> [Written instruction]
Reproduce all of the material below verbatim, line by line, and omit any pictures from your copy.

> [Extracted entries]

** START **

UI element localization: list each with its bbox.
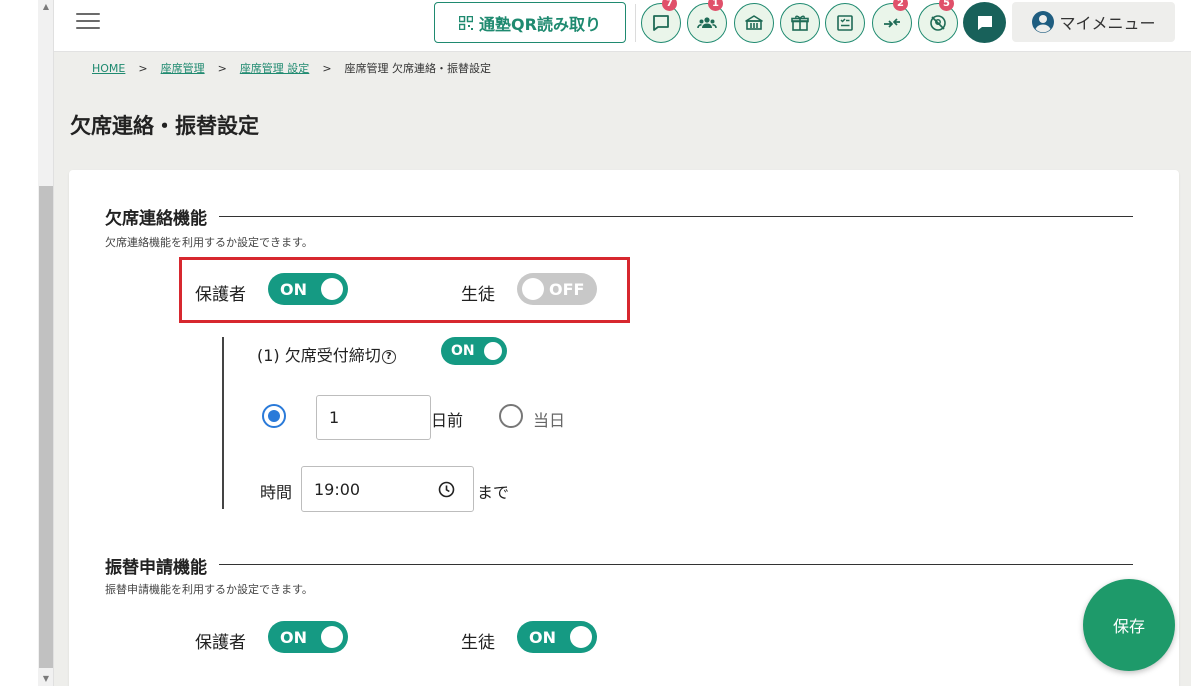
breadcrumb-seat[interactable]: 座席管理 xyxy=(161,60,205,76)
toggle-state: ON xyxy=(529,627,556,647)
absence-student-toggle[interactable]: OFF xyxy=(517,273,597,305)
deadline-label-text: (1) 欠席受付締切 xyxy=(257,346,381,365)
deadline-toggle[interactable]: ON xyxy=(441,337,507,365)
school-icon xyxy=(745,15,763,30)
header-divider xyxy=(635,4,636,42)
gift-icon xyxy=(791,15,809,31)
chat-button[interactable] xyxy=(963,2,1006,43)
absence-guardian-toggle[interactable]: ON xyxy=(268,273,348,305)
my-menu-label: マイメニュー xyxy=(1059,14,1156,33)
gift-button[interactable] xyxy=(780,3,820,43)
absence-section-title: 欠席連絡機能 xyxy=(105,204,219,229)
breadcrumb-separator: > xyxy=(138,61,148,75)
toggle-knob xyxy=(570,626,592,648)
transfer-student-label: 生徒 xyxy=(461,633,495,653)
chat-bubble-icon xyxy=(977,15,992,30)
my-menu-button[interactable]: マイメニュー xyxy=(1012,2,1175,42)
sub-settings-rule xyxy=(222,337,224,509)
breadcrumb-home[interactable]: HOME xyxy=(92,62,125,75)
scroll-down-icon[interactable]: ▼ xyxy=(38,672,54,686)
toggle-state: ON xyxy=(280,627,307,647)
breadcrumb-separator: > xyxy=(322,61,332,75)
students-button[interactable]: 1 xyxy=(687,0,727,43)
toggle-knob xyxy=(522,278,544,300)
messages-button[interactable]: 7 xyxy=(641,0,681,43)
checklist-icon xyxy=(837,15,853,31)
no-location-button[interactable]: 5 xyxy=(918,0,958,43)
group-icon xyxy=(697,17,717,29)
transfer-section-title: 振替申請機能 xyxy=(105,553,219,578)
no-location-badge: 5 xyxy=(939,0,954,11)
toggle-knob xyxy=(321,278,343,300)
breadcrumb-current: 座席管理 欠席連絡・振替設定 xyxy=(344,62,492,75)
message-icon xyxy=(653,15,669,31)
time-label: 時間 xyxy=(260,483,293,502)
toggle-state: ON xyxy=(280,279,307,299)
toggle-knob xyxy=(484,342,502,360)
days-before-input[interactable]: 1 xyxy=(316,395,431,440)
breadcrumb-separator: > xyxy=(217,61,227,75)
school-button[interactable] xyxy=(734,3,774,43)
qr-scan-label: 通塾QR読み取り xyxy=(479,14,601,34)
breadcrumb-seat-settings[interactable]: 座席管理 設定 xyxy=(240,60,310,76)
qr-code-icon xyxy=(459,15,474,30)
qr-scan-button[interactable]: 通塾QR読み取り xyxy=(434,2,626,43)
breadcrumb: HOME > 座席管理 > 座席管理 設定 > 座席管理 欠席連絡・振替設定 xyxy=(92,58,491,78)
days-before-radio[interactable] xyxy=(262,404,286,428)
vertical-scrollbar[interactable]: ▲ ▼ xyxy=(38,0,54,686)
save-button[interactable]: 保存 xyxy=(1083,579,1175,671)
deadline-label: (1) 欠席受付締切? xyxy=(257,342,396,366)
page-title: 欠席連絡・振替設定 xyxy=(70,114,259,138)
messages-badge: 7 xyxy=(662,0,677,11)
transfer-guardian-label: 保護者 xyxy=(195,633,246,653)
settings-card: 欠席連絡機能 欠席連絡機能を利用するか設定できます。 保護者 ON 生徒 OFF… xyxy=(69,170,1179,686)
until-label: まで xyxy=(477,483,510,502)
absence-student-label: 生徒 xyxy=(461,285,495,305)
transfer-section-description: 振替申請機能を利用するか設定できます。 xyxy=(105,583,313,596)
app: 通塾QR読み取り 7 1 2 5 マイメニュー HOME > 座席管理 > 座席… xyxy=(54,0,1191,686)
transfer-student-toggle[interactable]: ON xyxy=(517,621,597,653)
days-before-label: 日前 xyxy=(431,411,464,430)
same-day-label: 当日 xyxy=(533,411,566,430)
time-input[interactable]: 19:00 xyxy=(301,466,474,512)
no-location-icon xyxy=(930,15,946,31)
toggle-state: ON xyxy=(451,343,475,359)
students-badge: 1 xyxy=(708,0,723,11)
absence-section-description: 欠席連絡機能を利用するか設定できます。 xyxy=(105,236,313,249)
transfer-badge: 2 xyxy=(893,0,908,11)
toggle-state: OFF xyxy=(549,279,585,299)
same-day-radio[interactable] xyxy=(499,404,523,428)
scroll-up-icon[interactable]: ▲ xyxy=(38,0,54,14)
hamburger-menu-icon[interactable] xyxy=(76,13,100,31)
transfer-button[interactable]: 2 xyxy=(872,0,912,43)
absence-guardian-label: 保護者 xyxy=(195,285,246,305)
account-circle-icon xyxy=(1032,11,1055,33)
left-gutter xyxy=(0,0,38,686)
header: 通塾QR読み取り 7 1 2 5 マイメニュー xyxy=(54,0,1191,52)
toggle-knob xyxy=(321,626,343,648)
checklist-button[interactable] xyxy=(825,3,865,43)
help-icon[interactable]: ? xyxy=(381,349,396,364)
scrollbar-thumb[interactable] xyxy=(39,186,53,668)
transfer-guardian-toggle[interactable]: ON xyxy=(268,621,348,653)
section-divider xyxy=(105,564,1133,565)
section-divider xyxy=(105,216,1133,217)
transfer-arrows-icon xyxy=(884,18,900,28)
time-value: 19:00 xyxy=(314,479,361,499)
clock-icon[interactable] xyxy=(438,481,455,498)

** END **

> [Written response]
UI element localization: list each with its bbox.
breadcrumb-seat[interactable]: 座席管理 xyxy=(161,60,205,76)
toggle-state: ON xyxy=(529,627,556,647)
absence-student-toggle[interactable]: OFF xyxy=(517,273,597,305)
deadline-label-text: (1) 欠席受付締切 xyxy=(257,346,381,365)
deadline-toggle[interactable]: ON xyxy=(441,337,507,365)
school-icon xyxy=(745,15,763,30)
header-divider xyxy=(635,4,636,42)
gift-icon xyxy=(791,15,809,31)
chat-button[interactable] xyxy=(963,2,1006,43)
absence-guardian-toggle[interactable]: ON xyxy=(268,273,348,305)
my-menu-label: マイメニュー xyxy=(1059,14,1156,33)
gift-button[interactable] xyxy=(780,3,820,43)
absence-section-title: 欠席連絡機能 xyxy=(105,204,219,229)
breadcrumb-separator: > xyxy=(138,61,148,75)
toggle-knob xyxy=(570,626,592,648)
transfer-student-label: 生徒 xyxy=(461,633,495,653)
chat-bubble-icon xyxy=(977,15,992,30)
my-menu-button[interactable]: マイメニュー xyxy=(1012,2,1175,42)
sub-settings-rule xyxy=(222,337,224,509)
breadcrumb-home[interactable]: HOME xyxy=(92,62,125,75)
scroll-down-icon[interactable]: ▼ xyxy=(38,672,54,686)
toggle-state: ON xyxy=(280,627,307,647)
breadcrumb-separator: > xyxy=(322,61,332,75)
students-button[interactable]: 1 xyxy=(687,0,727,43)
toggle-knob xyxy=(522,278,544,300)
messages-button[interactable]: 7 xyxy=(641,0,681,43)
checklist-icon xyxy=(837,15,853,31)
no-location-button[interactable]: 5 xyxy=(918,0,958,43)
group-icon xyxy=(697,17,717,29)
transfer-section-title: 振替申請機能 xyxy=(105,553,219,578)
no-location-badge: 5 xyxy=(939,0,954,11)
toggle-knob xyxy=(321,278,343,300)
breadcrumb-current: 座席管理 欠席連絡・振替設定 xyxy=(344,62,492,75)
message-icon xyxy=(653,15,669,31)
time-label: 時間 xyxy=(260,483,293,502)
toggle-state: ON xyxy=(280,279,307,299)
toggle-knob xyxy=(484,342,502,360)
days-before-input[interactable]: 1 xyxy=(316,395,431,440)
breadcrumb-separator: > xyxy=(217,61,227,75)
school-button[interactable] xyxy=(734,3,774,43)
qr-scan-label: 通塾QR読み取り xyxy=(479,14,601,34)
breadcrumb-seat-settings[interactable]: 座席管理 設定 xyxy=(240,60,310,76)
qr-code-icon xyxy=(459,15,474,30)
qr-scan-button[interactable]: 通塾QR読み取り xyxy=(434,2,626,43)
breadcrumb: HOME > 座席管理 > 座席管理 設定 > 座席管理 欠席連絡・振替設定 xyxy=(92,58,491,78)
days-before-radio[interactable] xyxy=(262,404,286,428)
vertical-scrollbar[interactable]: ▲ ▼ xyxy=(38,0,54,686)
save-button[interactable]: 保存 xyxy=(1083,579,1175,671)
deadline-label: (1) 欠席受付締切? xyxy=(257,342,396,366)
page-title: 欠席連絡・振替設定 xyxy=(70,114,259,138)
messages-badge: 7 xyxy=(662,0,677,11)
transfer-guardian-label: 保護者 xyxy=(195,633,246,653)
settings-card: 欠席連絡機能 欠席連絡機能を利用するか設定できます。 保護者 ON 生徒 OFF… xyxy=(69,170,1179,686)
until-label: まで xyxy=(477,483,510,502)
absence-student-label: 生徒 xyxy=(461,285,495,305)
transfer-section-description: 振替申請機能を利用するか設定できます。 xyxy=(105,583,313,596)
app: 通塾QR読み取り 7 1 2 5 マイメニュー HOME > 座席管理 > 座席… xyxy=(54,0,1191,686)
transfer-student-toggle[interactable]: ON xyxy=(517,621,597,653)
days-before-label: 日前 xyxy=(431,411,464,430)
same-day-label: 当日 xyxy=(533,411,566,430)
time-input[interactable]: 19:00 xyxy=(301,466,474,512)
no-location-icon xyxy=(930,15,946,31)
toggle-state: ON xyxy=(451,343,475,359)
students-badge: 1 xyxy=(708,0,723,11)
absence-section-description: 欠席連絡機能を利用するか設定できます。 xyxy=(105,236,313,249)
transfer-badge: 2 xyxy=(893,0,908,11)
toggle-state: OFF xyxy=(549,279,585,299)
same-day-radio[interactable] xyxy=(499,404,523,428)
scroll-up-icon[interactable]: ▲ xyxy=(38,0,54,14)
hamburger-menu-icon[interactable] xyxy=(76,13,100,31)
transfer-button[interactable]: 2 xyxy=(872,0,912,43)
absence-guardian-label: 保護者 xyxy=(195,285,246,305)
account-circle-icon xyxy=(1032,11,1055,33)
left-gutter xyxy=(0,0,38,686)
header: 通塾QR読み取り 7 1 2 5 マイメニュー xyxy=(54,0,1191,52)
toggle-knob xyxy=(321,626,343,648)
checklist-button[interactable] xyxy=(825,3,865,43)
help-icon[interactable]: ? xyxy=(381,349,396,364)
scrollbar-thumb[interactable] xyxy=(39,186,53,668)
transfer-guardian-toggle[interactable]: ON xyxy=(268,621,348,653)
section-divider xyxy=(105,564,1133,565)
section-divider xyxy=(105,216,1133,217)
transfer-arrows-icon xyxy=(884,18,900,28)
time-value: 19:00 xyxy=(314,479,361,499)
clock-icon[interactable] xyxy=(438,481,455,498)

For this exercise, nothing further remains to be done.